### PROMPT
Repeat the listing in full, word for word.

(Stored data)

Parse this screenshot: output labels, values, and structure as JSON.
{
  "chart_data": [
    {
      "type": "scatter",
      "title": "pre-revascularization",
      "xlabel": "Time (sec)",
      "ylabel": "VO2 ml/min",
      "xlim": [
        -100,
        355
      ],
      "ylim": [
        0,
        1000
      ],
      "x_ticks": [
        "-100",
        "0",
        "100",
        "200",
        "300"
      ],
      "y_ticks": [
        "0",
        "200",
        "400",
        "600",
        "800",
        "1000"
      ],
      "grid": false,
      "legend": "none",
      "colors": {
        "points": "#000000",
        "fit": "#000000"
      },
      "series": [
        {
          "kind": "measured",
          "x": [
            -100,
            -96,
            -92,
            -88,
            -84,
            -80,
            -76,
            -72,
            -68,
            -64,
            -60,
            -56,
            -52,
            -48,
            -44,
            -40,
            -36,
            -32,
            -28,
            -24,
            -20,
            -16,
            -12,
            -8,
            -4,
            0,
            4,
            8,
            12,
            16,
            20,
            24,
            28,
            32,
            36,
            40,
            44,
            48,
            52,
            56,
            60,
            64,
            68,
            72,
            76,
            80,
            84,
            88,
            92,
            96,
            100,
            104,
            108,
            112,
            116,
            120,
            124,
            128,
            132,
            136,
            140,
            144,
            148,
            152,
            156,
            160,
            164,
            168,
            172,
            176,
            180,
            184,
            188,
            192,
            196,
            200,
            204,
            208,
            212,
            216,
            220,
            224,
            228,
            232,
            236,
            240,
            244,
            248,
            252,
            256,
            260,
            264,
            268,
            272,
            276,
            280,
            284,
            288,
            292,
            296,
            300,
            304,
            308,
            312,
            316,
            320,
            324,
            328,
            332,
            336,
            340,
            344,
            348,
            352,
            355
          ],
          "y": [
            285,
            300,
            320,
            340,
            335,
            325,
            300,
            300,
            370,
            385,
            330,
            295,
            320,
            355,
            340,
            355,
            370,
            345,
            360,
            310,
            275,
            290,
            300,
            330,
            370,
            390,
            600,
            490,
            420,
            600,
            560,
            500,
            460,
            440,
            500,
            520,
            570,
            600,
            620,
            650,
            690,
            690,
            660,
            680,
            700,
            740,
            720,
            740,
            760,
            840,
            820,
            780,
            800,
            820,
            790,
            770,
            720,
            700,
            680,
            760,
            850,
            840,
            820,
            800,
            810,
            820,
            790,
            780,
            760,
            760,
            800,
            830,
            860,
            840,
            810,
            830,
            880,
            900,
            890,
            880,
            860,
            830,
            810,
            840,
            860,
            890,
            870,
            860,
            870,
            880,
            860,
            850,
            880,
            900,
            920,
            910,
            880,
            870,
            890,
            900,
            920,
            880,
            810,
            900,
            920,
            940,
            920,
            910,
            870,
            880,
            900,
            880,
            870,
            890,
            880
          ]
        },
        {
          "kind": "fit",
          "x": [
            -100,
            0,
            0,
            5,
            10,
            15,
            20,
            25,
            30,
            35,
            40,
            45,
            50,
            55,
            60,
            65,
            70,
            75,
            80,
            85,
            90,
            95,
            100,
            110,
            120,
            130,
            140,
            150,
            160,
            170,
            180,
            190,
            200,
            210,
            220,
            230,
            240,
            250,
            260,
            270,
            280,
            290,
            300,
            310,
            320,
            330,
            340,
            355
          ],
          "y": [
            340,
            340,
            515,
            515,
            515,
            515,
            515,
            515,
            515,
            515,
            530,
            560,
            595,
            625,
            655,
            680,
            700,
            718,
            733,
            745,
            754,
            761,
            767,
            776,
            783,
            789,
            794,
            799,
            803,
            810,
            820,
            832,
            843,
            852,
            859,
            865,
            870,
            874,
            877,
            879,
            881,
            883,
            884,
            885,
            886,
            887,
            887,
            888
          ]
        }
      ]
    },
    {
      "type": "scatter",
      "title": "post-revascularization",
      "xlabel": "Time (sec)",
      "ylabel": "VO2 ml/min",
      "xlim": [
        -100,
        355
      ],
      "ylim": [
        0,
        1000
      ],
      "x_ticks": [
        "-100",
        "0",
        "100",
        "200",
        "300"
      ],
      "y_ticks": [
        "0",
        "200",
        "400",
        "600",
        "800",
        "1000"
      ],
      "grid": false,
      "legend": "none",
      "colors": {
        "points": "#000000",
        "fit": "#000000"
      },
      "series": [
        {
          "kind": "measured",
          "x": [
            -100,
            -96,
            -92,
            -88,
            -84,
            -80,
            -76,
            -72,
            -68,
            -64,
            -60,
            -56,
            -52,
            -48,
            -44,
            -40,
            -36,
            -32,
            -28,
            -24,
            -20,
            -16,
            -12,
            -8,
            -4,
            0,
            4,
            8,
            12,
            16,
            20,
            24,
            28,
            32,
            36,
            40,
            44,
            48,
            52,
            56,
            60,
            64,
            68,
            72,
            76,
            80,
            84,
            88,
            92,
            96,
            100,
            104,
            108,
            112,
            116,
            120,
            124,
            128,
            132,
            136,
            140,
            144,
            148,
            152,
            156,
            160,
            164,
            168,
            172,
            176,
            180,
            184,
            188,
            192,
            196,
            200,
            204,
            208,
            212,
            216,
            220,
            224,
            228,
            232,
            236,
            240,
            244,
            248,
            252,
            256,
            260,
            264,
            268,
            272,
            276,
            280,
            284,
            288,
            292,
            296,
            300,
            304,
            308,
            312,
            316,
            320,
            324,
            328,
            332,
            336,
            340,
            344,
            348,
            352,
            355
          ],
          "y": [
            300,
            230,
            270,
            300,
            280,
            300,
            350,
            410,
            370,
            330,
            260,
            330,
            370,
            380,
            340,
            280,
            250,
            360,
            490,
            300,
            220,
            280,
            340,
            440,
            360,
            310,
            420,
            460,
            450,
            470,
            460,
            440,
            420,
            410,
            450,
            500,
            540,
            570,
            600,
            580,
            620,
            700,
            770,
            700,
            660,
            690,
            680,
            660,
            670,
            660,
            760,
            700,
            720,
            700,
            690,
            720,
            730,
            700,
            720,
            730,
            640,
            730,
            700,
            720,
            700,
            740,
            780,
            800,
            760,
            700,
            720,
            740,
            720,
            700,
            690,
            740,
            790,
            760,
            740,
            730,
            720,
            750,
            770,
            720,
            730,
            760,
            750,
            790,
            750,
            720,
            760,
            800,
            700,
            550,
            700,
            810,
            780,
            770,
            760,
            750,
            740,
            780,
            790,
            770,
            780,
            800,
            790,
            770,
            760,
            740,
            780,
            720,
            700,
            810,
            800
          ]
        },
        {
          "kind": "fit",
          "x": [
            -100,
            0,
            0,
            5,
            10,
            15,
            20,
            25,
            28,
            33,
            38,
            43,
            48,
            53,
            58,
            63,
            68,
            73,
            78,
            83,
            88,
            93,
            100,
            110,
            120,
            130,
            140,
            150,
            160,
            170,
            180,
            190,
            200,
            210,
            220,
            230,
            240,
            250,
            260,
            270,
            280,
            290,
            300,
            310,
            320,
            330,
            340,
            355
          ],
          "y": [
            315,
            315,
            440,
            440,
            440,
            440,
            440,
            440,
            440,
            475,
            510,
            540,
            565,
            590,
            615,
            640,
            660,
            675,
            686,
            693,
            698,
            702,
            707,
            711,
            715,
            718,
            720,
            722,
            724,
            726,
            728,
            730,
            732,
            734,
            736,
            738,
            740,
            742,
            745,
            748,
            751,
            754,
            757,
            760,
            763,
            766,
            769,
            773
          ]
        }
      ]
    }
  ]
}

### REPLY
Parse this screenshot: output labels, values, and structure as JSON.
{
  "chart_data": [
    {
      "type": "scatter",
      "title": "pre-revascularization",
      "xlabel": "Time (sec)",
      "ylabel": "VO2 ml/min",
      "xlim": [
        -100,
        355
      ],
      "ylim": [
        0,
        1000
      ],
      "x_ticks": [
        "-100",
        "0",
        "100",
        "200",
        "300"
      ],
      "y_ticks": [
        "0",
        "200",
        "400",
        "600",
        "800",
        "1000"
      ],
      "grid": false,
      "legend": "none",
      "colors": {
        "points": "#000000",
        "fit": "#000000"
      },
      "series": [
        {
          "kind": "measured",
          "x": [
            -100,
            -96,
            -92,
            -88,
            -84,
            -80,
            -76,
            -72,
            -68,
            -64,
            -60,
            -56,
            -52,
            -48,
            -44,
            -40,
            -36,
            -32,
            -28,
            -24,
            -20,
            -16,
            -12,
            -8,
            -4,
            0,
            4,
            8,
            12,
            16,
            20,
            24,
            28,
            32,
            36,
            40,
            44,
            48,
            52,
            56,
            60,
            64,
            68,
            72,
            76,
            80,
            84,
            88,
            92,
            96,
            100,
            104,
            108,
            112,
            116,
            120,
            124,
            128,
            132,
            136,
            140,
            144,
            148,
            152,
            156,
            160,
            164,
            168,
            172,
            176,
            180,
            184,
            188,
            192,
            196,
            200,
            204,
            208,
            212,
            216,
            220,
            224,
            228,
            232,
            236,
            240,
            244,
            248,
            252,
            256,
            260,
            264,
            268,
            272,
            276,
            280,
            284,
            288,
            292,
            296,
            300,
            304,
            308,
            312,
            316,
            320,
            324,
            328,
            332,
            336,
            340,
            344,
            348,
            352,
            355
          ],
          "y": [
            285,
            300,
            320,
            340,
            335,
            325,
            300,
            300,
            370,
            385,
            330,
            295,
            320,
            355,
            340,
            355,
            370,
            345,
            360,
            310,
            275,
            290,
            300,
            330,
            370,
            390,
            600,
            490,
            420,
            600,
            560,
            500,
            460,
            440,
            500,
            520,
            570,
            600,
            620,
            650,
            690,
            690,
            660,
            680,
            700,
            740,
            720,
            740,
            760,
            840,
            820,
            780,
            800,
            820,
            790,
            770,
            720,
            700,
            680,
            760,
            850,
            840,
            820,
            800,
            810,
            820,
            790,
            780,
            760,
            760,
            800,
            830,
            860,
            840,
            810,
            830,
            880,
            900,
            890,
            880,
            860,
            830,
            810,
            840,
            860,
            890,
            870,
            860,
            870,
            880,
            860,
            850,
            880,
            900,
            920,
            910,
            880,
            870,
            890,
            900,
            920,
            880,
            810,
            900,
            920,
            940,
            920,
            910,
            870,
            880,
            900,
            880,
            870,
            890,
            880
          ]
        },
        {
          "kind": "fit",
          "x": [
            -100,
            0,
            0,
            5,
            10,
            15,
            20,
            25,
            30,
            35,
            40,
            45,
            50,
            55,
            60,
            65,
            70,
            75,
            80,
            85,
            90,
            95,
            100,
            110,
            120,
            130,
            140,
            150,
            160,
            170,
            180,
            190,
            200,
            210,
            220,
            230,
            240,
            250,
            260,
            270,
            280,
            290,
            300,
            310,
            320,
            330,
            340,
            355
          ],
          "y": [
            340,
            340,
            515,
            515,
            515,
            515,
            515,
            515,
            515,
            515,
            530,
            560,
            595,
            625,
            655,
            680,
            700,
            718,
            733,
            745,
            754,
            761,
            767,
            776,
            783,
            789,
            794,
            799,
            803,
            810,
            820,
            832,
            843,
            852,
            859,
            865,
            870,
            874,
            877,
            879,
            881,
            883,
            884,
            885,
            886,
            887,
            887,
            888
          ]
        }
      ]
    },
    {
      "type": "scatter",
      "title": "post-revascularization",
      "xlabel": "Time (sec)",
      "ylabel": "VO2 ml/min",
      "xlim": [
        -100,
        355
      ],
      "ylim": [
        0,
        1000
      ],
      "x_ticks": [
        "-100",
        "0",
        "100",
        "200",
        "300"
      ],
      "y_ticks": [
        "0",
        "200",
        "400",
        "600",
        "800",
        "1000"
      ],
      "grid": false,
      "legend": "none",
      "colors": {
        "points": "#000000",
        "fit": "#000000"
      },
      "series": [
        {
          "kind": "measured",
          "x": [
            -100,
            -96,
            -92,
            -88,
            -84,
            -80,
            -76,
            -72,
            -68,
            -64,
            -60,
            -56,
            -52,
            -48,
            -44,
            -40,
            -36,
            -32,
            -28,
            -24,
            -20,
            -16,
            -12,
            -8,
            -4,
            0,
            4,
            8,
            12,
            16,
            20,
            24,
            28,
            32,
            36,
            40,
            44,
            48,
            52,
            56,
            60,
            64,
            68,
            72,
            76,
            80,
            84,
            88,
            92,
            96,
            100,
            104,
            108,
            112,
            116,
            120,
            124,
            128,
            132,
            136,
            140,
            144,
            148,
            152,
            156,
            160,
            164,
            168,
            172,
            176,
            180,
            184,
            188,
            192,
            196,
            200,
            204,
            208,
            212,
            216,
            220,
            224,
            228,
            232,
            236,
            240,
            244,
            248,
            252,
            256,
            260,
            264,
            268,
            272,
            276,
            280,
            284,
            288,
            292,
            296,
            300,
            304,
            308,
            312,
            316,
            320,
            324,
            328,
            332,
            336,
            340,
            344,
            348,
            352,
            355
          ],
          "y": [
            300,
            230,
            270,
            300,
            280,
            300,
            350,
            410,
            370,
            330,
            260,
            330,
            370,
            380,
            340,
            280,
            250,
            360,
            490,
            300,
            220,
            280,
            340,
            440,
            360,
            310,
            420,
            460,
            450,
            470,
            460,
            440,
            420,
            410,
            450,
            500,
            540,
            570,
            600,
            580,
            620,
            700,
            770,
            700,
            660,
            690,
            680,
            660,
            670,
            660,
            760,
            700,
            720,
            700,
            690,
            720,
            730,
            700,
            720,
            730,
            640,
            730,
            700,
            720,
            700,
            740,
            780,
            800,
            760,
            700,
            720,
            740,
            720,
            700,
            690,
            740,
            790,
            760,
            740,
            730,
            720,
            750,
            770,
            720,
            730,
            760,
            750,
            790,
            750,
            720,
            760,
            800,
            700,
            550,
            700,
            810,
            780,
            770,
            760,
            750,
            740,
            780,
            790,
            770,
            780,
            800,
            790,
            770,
            760,
            740,
            780,
            720,
            700,
            810,
            800
          ]
        },
        {
          "kind": "fit",
          "x": [
            -100,
            0,
            0,
            5,
            10,
            15,
            20,
            25,
            28,
            33,
            38,
            43,
            48,
            53,
            58,
            63,
            68,
            73,
            78,
            83,
            88,
            93,
            100,
            110,
            120,
            130,
            140,
            150,
            160,
            170,
            180,
            190,
            200,
            210,
            220,
            230,
            240,
            250,
            260,
            270,
            280,
            290,
            300,
            310,
            320,
            330,
            340,
            355
          ],
          "y": [
            315,
            315,
            440,
            440,
            440,
            440,
            440,
            440,
            440,
            475,
            510,
            540,
            565,
            590,
            615,
            640,
            660,
            675,
            686,
            693,
            698,
            702,
            707,
            711,
            715,
            718,
            720,
            722,
            724,
            726,
            728,
            730,
            732,
            734,
            736,
            738,
            740,
            742,
            745,
            748,
            751,
            754,
            757,
            760,
            763,
            766,
            769,
            773
          ]
        }
      ]
    }
  ]
}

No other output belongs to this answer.